# Input data
= = = = = = =

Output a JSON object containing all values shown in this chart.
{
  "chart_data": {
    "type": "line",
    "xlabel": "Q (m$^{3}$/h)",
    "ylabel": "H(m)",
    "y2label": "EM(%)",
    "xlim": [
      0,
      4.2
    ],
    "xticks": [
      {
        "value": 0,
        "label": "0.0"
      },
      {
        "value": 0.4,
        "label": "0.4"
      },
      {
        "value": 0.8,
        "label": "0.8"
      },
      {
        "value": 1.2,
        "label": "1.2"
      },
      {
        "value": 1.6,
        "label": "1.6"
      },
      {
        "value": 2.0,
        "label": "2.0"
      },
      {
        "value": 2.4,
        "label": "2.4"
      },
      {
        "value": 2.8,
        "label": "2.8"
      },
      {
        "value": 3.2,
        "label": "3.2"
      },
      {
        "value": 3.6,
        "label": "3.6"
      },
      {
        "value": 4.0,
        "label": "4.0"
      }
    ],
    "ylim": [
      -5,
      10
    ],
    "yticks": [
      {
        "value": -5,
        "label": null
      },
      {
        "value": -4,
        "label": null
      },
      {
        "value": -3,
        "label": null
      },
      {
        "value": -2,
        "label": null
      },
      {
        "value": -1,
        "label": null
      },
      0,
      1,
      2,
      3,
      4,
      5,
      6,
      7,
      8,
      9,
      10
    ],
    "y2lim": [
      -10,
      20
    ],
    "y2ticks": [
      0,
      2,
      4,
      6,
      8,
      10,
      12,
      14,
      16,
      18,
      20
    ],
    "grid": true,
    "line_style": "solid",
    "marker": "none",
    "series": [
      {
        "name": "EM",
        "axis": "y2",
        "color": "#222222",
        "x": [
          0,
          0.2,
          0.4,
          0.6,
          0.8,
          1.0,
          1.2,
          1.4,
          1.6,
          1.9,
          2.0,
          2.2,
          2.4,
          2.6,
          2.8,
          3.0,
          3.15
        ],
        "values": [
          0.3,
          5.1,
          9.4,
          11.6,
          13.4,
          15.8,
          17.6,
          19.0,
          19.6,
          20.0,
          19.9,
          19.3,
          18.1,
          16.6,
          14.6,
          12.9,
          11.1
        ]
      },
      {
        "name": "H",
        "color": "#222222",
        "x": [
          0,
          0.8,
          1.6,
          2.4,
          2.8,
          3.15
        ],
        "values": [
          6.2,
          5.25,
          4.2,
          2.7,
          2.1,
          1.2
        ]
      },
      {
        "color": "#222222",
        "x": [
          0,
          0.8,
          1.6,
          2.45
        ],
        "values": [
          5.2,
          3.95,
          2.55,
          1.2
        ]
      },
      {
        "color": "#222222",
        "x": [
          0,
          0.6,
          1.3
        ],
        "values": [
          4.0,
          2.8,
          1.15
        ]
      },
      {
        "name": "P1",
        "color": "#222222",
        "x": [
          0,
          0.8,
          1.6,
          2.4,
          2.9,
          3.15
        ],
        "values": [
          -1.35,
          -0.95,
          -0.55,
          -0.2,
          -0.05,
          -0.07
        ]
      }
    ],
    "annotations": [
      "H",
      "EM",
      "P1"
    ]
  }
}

= = = = = = =

# Exercise brief
Every line of the data above should be reproduced word for word.

# Result
Output a JSON object containing all values shown in this chart.
{
  "chart_data": {
    "type": "line",
    "xlabel": "Q (m$^{3}$/h)",
    "ylabel": "H(m)",
    "y2label": "EM(%)",
    "xlim": [
      0,
      4.2
    ],
    "xticks": [
      {
        "value": 0,
        "label": "0.0"
      },
      {
        "value": 0.4,
        "label": "0.4"
      },
      {
        "value": 0.8,
        "label": "0.8"
      },
      {
        "value": 1.2,
        "label": "1.2"
      },
      {
        "value": 1.6,
        "label": "1.6"
      },
      {
        "value": 2.0,
        "label": "2.0"
      },
      {
        "value": 2.4,
        "label": "2.4"
      },
      {
        "value": 2.8,
        "label": "2.8"
      },
      {
        "value": 3.2,
        "label": "3.2"
      },
      {
        "value": 3.6,
        "label": "3.6"
      },
      {
        "value": 4.0,
        "label": "4.0"
      }
    ],
    "ylim": [
      -5,
      10
    ],
    "yticks": [
      {
        "value": -5,
        "label": null
      },
      {
        "value": -4,
        "label": null
      },
      {
        "value": -3,
        "label": null
      },
      {
        "value": -2,
        "label": null
      },
      {
        "value": -1,
        "label": null
      },
      0,
      1,
      2,
      3,
      4,
      5,
      6,
      7,
      8,
      9,
      10
    ],
    "y2lim": [
      -10,
      20
    ],
    "y2ticks": [
      0,
      2,
      4,
      6,
      8,
      10,
      12,
      14,
      16,
      18,
      20
    ],
    "grid": true,
    "line_style": "solid",
    "marker": "none",
    "series": [
      {
        "name": "EM",
        "axis": "y2",
        "color": "#222222",
        "x": [
          0,
          0.2,
          0.4,
          0.6,
          0.8,
          1.0,
          1.2,
          1.4,
          1.6,
          1.9,
          2.0,
          2.2,
          2.4,
          2.6,
          2.8,
          3.0,
          3.15
        ],
        "values": [
          0.3,
          5.1,
          9.4,
          11.6,
          13.4,
          15.8,
          17.6,
          19.0,
          19.6,
          20.0,
          19.9,
          19.3,
          18.1,
          16.6,
          14.6,
          12.9,
          11.1
        ]
      },
      {
        "name": "H",
        "color": "#222222",
        "x": [
          0,
          0.8,
          1.6,
          2.4,
          2.8,
          3.15
        ],
        "values": [
          6.2,
          5.25,
          4.2,
          2.7,
          2.1,
          1.2
        ]
      },
      {
        "color": "#222222",
        "x": [
          0,
          0.8,
          1.6,
          2.45
        ],
        "values": [
          5.2,
          3.95,
          2.55,
          1.2
        ]
      },
      {
        "color": "#222222",
        "x": [
          0,
          0.6,
          1.3
        ],
        "values": [
          4.0,
          2.8,
          1.15
        ]
      },
      {
        "name": "P1",
        "color": "#222222",
        "x": [
          0,
          0.8,
          1.6,
          2.4,
          2.9,
          3.15
        ],
        "values": [
          -1.35,
          -0.95,
          -0.55,
          -0.2,
          -0.05,
          -0.07
        ]
      }
    ],
    "annotations": [
      "H",
      "EM",
      "P1"
    ]
  }
}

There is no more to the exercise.